[Your task]:
Pick out each line in the material below that contains the string "antenna" and copy those lines.

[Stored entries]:
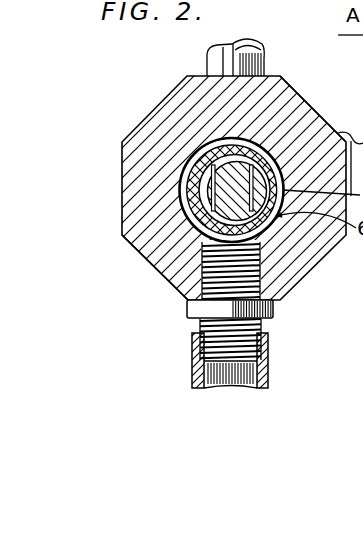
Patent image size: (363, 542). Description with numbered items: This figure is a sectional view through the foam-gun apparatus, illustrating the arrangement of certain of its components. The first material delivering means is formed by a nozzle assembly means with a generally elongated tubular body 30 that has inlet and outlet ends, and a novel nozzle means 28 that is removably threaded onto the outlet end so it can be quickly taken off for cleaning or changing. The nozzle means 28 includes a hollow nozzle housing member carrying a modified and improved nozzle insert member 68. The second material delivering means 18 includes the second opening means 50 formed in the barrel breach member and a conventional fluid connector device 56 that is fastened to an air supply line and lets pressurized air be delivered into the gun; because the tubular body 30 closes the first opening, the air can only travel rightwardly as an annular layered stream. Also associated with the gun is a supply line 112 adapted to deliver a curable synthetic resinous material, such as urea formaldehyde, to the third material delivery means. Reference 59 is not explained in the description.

The supply line 112 is at (207, 57).
The nozzle means 28 is at (194, 138).
The tubular body 30 is at (310, 106).
The second material delivering means 18 is at (179, 285).
The nozzle insert member 68 is at (231, 193).
The second opening means 50 is at (263, 259).
The fluid connector device 56 is at (273, 309).
The end cap 59 is at (268, 368).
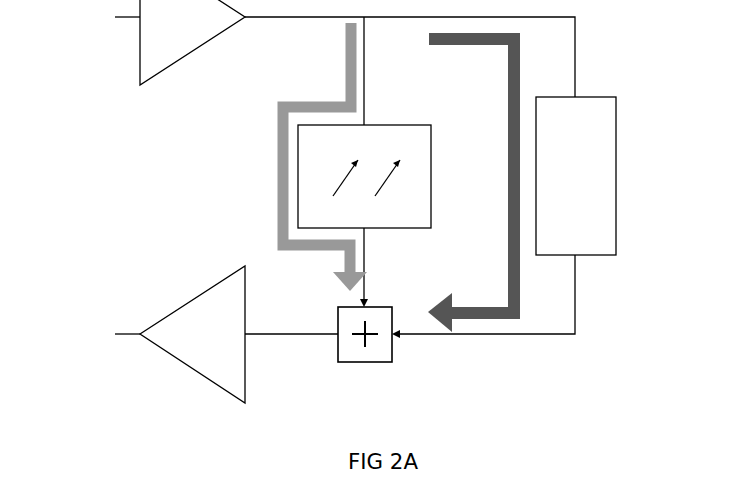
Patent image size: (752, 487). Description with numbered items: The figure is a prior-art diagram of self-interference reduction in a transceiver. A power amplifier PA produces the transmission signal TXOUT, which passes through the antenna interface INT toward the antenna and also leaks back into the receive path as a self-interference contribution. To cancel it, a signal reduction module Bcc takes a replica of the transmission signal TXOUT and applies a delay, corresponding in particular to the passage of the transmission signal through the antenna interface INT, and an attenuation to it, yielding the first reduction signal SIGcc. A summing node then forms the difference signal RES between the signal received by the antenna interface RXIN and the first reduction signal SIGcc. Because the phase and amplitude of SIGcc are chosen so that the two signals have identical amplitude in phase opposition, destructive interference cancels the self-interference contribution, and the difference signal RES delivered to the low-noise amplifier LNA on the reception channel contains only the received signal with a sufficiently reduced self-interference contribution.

The power amplifier PA is at (180, 42).
The low noise amplifier LNA is at (180, 334).
The signal reduction module Bcc is at (428, 110).
The first reduction signal SIGcc is at (389, 267).
The difference signal RES is at (318, 341).
The antenna interface INT is at (576, 176).
The transmission signal TXOUT is at (443, 48).
The signal received by the antenna interface RXIN is at (508, 296).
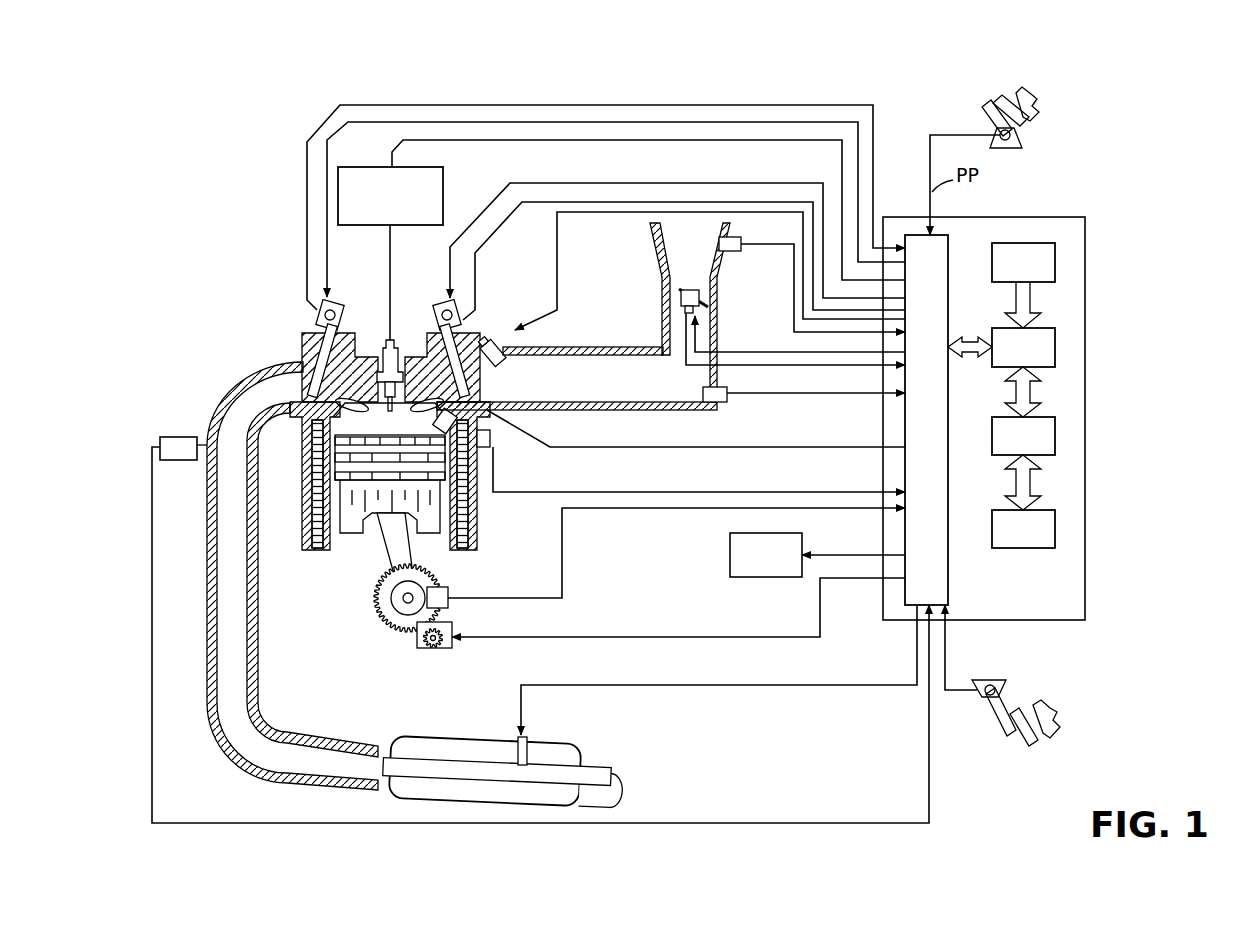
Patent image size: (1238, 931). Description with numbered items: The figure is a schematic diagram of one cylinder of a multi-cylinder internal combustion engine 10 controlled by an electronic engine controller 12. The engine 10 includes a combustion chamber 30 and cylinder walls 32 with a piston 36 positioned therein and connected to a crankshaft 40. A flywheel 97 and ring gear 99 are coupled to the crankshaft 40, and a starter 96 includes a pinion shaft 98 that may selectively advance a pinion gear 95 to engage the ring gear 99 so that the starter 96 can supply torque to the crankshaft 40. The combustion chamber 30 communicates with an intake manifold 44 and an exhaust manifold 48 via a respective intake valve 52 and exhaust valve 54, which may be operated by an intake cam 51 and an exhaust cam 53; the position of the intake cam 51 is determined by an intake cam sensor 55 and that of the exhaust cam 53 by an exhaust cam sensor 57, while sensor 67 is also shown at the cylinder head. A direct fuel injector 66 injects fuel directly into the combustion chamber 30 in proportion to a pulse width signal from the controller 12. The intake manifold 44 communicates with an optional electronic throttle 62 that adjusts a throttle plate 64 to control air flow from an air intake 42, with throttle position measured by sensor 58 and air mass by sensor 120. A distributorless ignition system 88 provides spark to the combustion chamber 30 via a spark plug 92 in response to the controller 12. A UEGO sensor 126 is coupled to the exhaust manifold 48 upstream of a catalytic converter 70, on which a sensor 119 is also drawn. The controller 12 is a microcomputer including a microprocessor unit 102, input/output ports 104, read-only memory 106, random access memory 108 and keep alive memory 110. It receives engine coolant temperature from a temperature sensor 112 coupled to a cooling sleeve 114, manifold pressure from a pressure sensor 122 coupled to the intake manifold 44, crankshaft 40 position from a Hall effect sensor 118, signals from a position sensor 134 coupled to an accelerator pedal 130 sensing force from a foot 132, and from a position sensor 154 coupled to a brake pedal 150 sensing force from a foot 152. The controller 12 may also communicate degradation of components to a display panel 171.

The internal combustion engine 10 is at (338, 324).
The electronic engine controller 12 is at (1077, 215).
The combustion chamber 30 is at (387, 422).
The cylinder walls 32 is at (337, 550).
The piston 36 is at (372, 510).
The crankshaft 40 is at (393, 623).
The air intake 42 is at (701, 267).
The intake manifold 44 is at (642, 394).
The exhaust manifold 48 is at (284, 397).
The intake cam 51 is at (441, 310).
The intake valve 52 is at (433, 387).
The exhaust cam 53 is at (337, 310).
The exhaust valve 54 is at (317, 377).
The intake cam sensor 55 is at (460, 322).
The exhaust cam sensor 57 is at (323, 320).
The throttle position sensor 58 is at (670, 316).
The electronic throttle 62 is at (703, 295).
The throttle plate 64 is at (673, 295).
The direct fuel injector 66 is at (470, 410).
The cylinder pressure sensor 67 is at (508, 332).
The catalytic converter 70 is at (403, 740).
The distributorless ignition system 88 is at (352, 167).
The spark plug 92 is at (391, 333).
The pinion gear 95 is at (442, 652).
The starter 96 is at (450, 648).
The flywheel 97 is at (383, 605).
The pinion shaft 98 is at (430, 650).
The ring gear 99 is at (407, 632).
The microprocessor unit 102 is at (1057, 340).
The input/output ports 104 is at (950, 242).
The read-only memory 106 is at (1057, 260).
The random access memory 108 is at (1057, 430).
The keep alive memory 110 is at (1057, 525).
The temperature sensor 112 is at (492, 442).
The cooling sleeve 114 is at (462, 510).
The Hall effect sensor 118 is at (448, 590).
The temperature sensor 119 is at (528, 742).
The air mass sensor 120 is at (738, 251).
The pressure sensor 122 is at (728, 403).
The Universal Exhaust Gas Oxygen sensor 126 is at (160, 440).
The accelerator pedal 130 is at (987, 113).
The foot 132 is at (1028, 103).
The position sensor 134 is at (1023, 138).
The brake pedal 150 is at (1010, 733).
The foot 152 is at (1047, 700).
The position sensor 154 is at (980, 683).
The display panel 171 is at (817, 555).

[Answer to this task]:
Patent image size: (752, 487). Description with numbered items: The figure is a prior-art diagram of self-interference reduction in a transceiver. A power amplifier PA produces the transmission signal TXOUT, which passes through the antenna interface INT toward the antenna and also leaks back into the receive path as a self-interference contribution. To cancel it, a signal reduction module Bcc takes a replica of the transmission signal TXOUT and applies a delay, corresponding in particular to the passage of the transmission signal through the antenna interface INT, and an attenuation to it, yielding the first reduction signal SIGcc. A summing node then forms the difference signal RES between the signal received by the antenna interface RXIN and the first reduction signal SIGcc. Because the phase and amplitude of SIGcc are chosen so that the two signals have identical amplitude in phase opposition, destructive interference cancels the self-interference contribution, and the difference signal RES delivered to the low-noise amplifier LNA on the reception channel contains only the received signal with a sufficiently reduced self-interference contribution.
The antenna interface INT is at (576, 176).
The signal received by the antenna interface RXIN is at (508, 296).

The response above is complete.